INSTRUCTIONS TO FOLLOW -> Within the material below, find each line bearing the word "Rzeczypospolitej" and present it.

--- DATA RECORDS ---

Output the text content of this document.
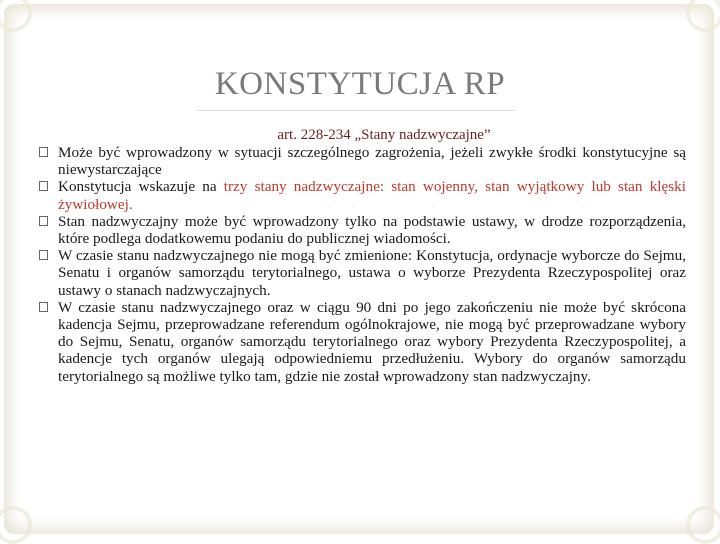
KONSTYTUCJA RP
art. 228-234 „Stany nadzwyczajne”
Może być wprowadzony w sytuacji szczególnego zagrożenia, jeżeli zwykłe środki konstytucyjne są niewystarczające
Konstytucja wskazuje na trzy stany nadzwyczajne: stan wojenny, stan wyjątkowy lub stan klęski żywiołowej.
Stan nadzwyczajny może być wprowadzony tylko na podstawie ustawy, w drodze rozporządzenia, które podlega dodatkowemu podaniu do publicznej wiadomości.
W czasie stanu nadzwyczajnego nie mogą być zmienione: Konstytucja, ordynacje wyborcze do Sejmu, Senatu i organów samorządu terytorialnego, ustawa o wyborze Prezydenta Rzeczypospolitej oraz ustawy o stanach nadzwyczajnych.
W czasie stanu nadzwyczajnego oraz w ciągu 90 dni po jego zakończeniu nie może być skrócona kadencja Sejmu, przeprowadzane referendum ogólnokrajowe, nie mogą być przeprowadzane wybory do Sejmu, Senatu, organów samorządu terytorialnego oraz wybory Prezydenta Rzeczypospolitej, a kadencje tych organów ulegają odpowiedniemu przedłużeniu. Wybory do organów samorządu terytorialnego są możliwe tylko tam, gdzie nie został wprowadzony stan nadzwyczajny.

---
--- DATA RECORDS ---

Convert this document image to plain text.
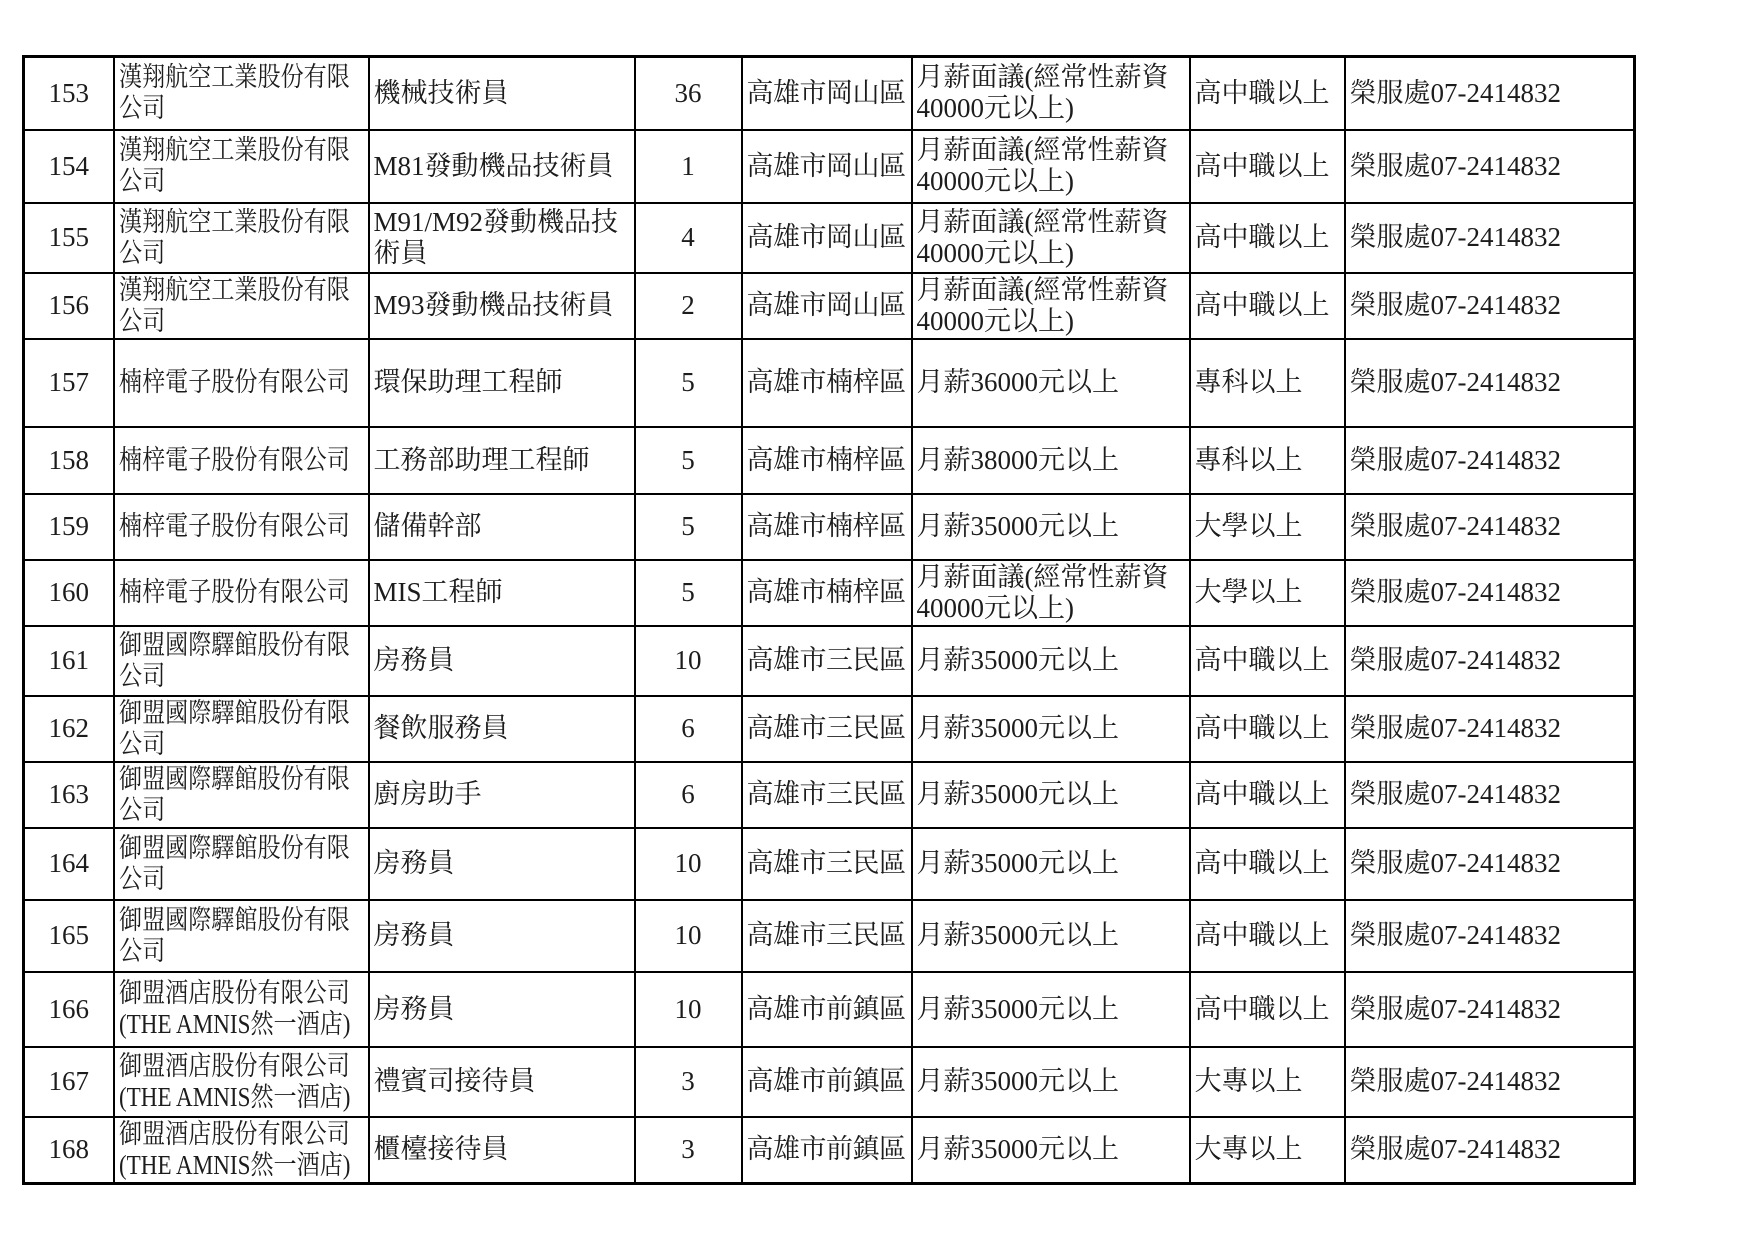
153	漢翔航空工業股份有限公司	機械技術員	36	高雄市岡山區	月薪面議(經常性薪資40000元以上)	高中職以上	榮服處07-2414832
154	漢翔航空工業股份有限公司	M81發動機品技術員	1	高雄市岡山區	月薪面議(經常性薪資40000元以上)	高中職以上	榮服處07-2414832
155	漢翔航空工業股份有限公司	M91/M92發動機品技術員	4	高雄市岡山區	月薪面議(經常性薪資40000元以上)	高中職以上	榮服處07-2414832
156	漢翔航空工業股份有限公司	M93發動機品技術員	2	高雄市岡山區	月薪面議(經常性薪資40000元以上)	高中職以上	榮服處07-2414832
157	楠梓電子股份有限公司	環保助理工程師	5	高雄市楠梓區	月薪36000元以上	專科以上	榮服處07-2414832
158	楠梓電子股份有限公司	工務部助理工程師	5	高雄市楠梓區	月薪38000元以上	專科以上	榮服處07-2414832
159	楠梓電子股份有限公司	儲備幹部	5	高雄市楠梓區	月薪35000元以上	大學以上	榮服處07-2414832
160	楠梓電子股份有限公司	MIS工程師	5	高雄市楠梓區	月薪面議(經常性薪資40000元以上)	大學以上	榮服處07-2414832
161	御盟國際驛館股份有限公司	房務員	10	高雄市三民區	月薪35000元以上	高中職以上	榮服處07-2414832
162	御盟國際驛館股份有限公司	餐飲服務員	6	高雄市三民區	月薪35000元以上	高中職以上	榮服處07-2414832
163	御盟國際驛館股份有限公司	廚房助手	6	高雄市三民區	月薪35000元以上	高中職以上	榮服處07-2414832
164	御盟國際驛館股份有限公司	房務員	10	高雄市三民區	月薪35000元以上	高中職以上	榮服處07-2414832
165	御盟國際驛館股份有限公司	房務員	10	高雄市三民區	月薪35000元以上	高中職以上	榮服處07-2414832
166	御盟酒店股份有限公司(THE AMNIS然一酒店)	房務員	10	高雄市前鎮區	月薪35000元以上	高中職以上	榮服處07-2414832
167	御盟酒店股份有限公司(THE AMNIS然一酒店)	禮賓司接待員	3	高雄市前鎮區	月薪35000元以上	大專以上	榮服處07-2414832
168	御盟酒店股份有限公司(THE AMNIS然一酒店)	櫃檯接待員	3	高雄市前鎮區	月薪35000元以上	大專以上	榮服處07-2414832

---

SOLUTION TO THE PROBLEM ->
W czasie stanu nadzwyczajnego nie mogą być zmienione: Konstytucja, ordynacje wyborcze do Sejmu, Senatu i organów samorządu terytorialnego, ustawa o wyborze Prezydenta Rzeczypospolitej oraz ustawy o stanach nadzwyczajnych.
W czasie stanu nadzwyczajnego oraz w ciągu 90 dni po jego zakończeniu nie może być skrócona kadencja Sejmu, przeprowadzane referendum ogólnokrajowe, nie mogą być przeprowadzane wybory do Sejmu, Senatu, organów samorządu terytorialnego oraz wybory Prezydenta Rzeczypospolitej, a kadencje tych organów ulegają odpowiedniemu przedłużeniu. Wybory do organów samorządu terytorialnego są możliwe tylko tam, gdzie nie został wprowadzony stan nadzwyczajny.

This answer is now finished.